GIVEN ENTRIES:
◇ ◇ ◇ ◇ ◇ ◇ ◇

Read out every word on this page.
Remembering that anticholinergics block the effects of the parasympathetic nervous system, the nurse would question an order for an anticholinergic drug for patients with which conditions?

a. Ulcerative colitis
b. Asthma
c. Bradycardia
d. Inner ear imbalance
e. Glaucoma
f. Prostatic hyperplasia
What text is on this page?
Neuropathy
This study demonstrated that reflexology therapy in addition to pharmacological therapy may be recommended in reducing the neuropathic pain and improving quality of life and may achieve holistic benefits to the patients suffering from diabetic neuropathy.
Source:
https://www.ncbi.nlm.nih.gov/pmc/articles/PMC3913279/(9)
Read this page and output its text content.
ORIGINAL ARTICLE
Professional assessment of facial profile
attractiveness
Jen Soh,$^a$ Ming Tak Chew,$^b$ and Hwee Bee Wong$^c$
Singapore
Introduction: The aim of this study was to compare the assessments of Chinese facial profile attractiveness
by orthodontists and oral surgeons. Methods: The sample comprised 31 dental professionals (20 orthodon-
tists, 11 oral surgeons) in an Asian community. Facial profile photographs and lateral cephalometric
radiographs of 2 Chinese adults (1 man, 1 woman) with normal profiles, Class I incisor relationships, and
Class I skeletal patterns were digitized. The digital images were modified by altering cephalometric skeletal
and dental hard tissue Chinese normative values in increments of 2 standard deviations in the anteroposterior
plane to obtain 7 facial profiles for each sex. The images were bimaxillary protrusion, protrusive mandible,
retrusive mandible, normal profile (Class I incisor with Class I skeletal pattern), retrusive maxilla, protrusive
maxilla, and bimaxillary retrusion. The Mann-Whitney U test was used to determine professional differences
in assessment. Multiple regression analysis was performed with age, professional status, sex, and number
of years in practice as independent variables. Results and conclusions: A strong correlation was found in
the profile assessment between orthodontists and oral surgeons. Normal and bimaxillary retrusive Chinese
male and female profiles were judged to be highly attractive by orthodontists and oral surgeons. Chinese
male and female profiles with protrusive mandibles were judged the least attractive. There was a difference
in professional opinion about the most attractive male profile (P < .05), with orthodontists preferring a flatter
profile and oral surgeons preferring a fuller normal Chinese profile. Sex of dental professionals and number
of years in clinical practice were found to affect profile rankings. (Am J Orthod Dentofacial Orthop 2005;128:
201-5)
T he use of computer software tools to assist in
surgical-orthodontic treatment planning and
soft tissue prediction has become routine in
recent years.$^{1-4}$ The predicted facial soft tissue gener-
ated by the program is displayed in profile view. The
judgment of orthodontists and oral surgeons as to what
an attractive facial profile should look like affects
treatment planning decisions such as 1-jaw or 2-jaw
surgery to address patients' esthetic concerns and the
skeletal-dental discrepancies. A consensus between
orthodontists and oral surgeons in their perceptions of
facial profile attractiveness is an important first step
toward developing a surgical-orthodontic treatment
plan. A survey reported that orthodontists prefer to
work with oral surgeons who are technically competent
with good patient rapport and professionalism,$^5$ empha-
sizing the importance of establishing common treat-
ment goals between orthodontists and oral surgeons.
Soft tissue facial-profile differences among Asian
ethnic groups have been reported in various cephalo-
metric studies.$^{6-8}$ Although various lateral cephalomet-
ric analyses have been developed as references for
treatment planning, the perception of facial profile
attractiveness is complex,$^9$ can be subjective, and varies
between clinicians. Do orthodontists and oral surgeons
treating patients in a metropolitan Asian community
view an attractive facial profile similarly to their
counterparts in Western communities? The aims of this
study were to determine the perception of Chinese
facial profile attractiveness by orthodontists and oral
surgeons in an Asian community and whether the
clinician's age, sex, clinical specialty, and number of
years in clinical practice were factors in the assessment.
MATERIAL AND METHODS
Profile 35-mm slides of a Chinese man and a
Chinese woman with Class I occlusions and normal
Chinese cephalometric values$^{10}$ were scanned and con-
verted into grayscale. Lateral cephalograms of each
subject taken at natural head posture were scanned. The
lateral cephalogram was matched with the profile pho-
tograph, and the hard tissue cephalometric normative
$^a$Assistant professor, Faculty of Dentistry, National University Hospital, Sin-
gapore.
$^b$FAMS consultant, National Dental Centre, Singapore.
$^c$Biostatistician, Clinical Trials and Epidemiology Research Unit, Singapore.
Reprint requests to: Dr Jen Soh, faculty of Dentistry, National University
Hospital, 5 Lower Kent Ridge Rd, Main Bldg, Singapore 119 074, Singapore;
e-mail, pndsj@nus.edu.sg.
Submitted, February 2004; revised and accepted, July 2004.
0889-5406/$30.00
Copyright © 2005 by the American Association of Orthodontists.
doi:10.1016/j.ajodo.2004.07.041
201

◇ ◇ ◇ ◇ ◇ ◇ ◇

HOW TO COMPLETE THIS TASK:
Find the lines in the data that include "National", then copy each of them.

RESULT OF THIS TASK:
$^a$Assistant professor, Faculty of Dentistry, National University Hospital, Sin-
$^b$FAMS consultant, National Dental Centre, Singapore.
Reprint requests to: Dr Jen Soh, faculty of Dentistry, National University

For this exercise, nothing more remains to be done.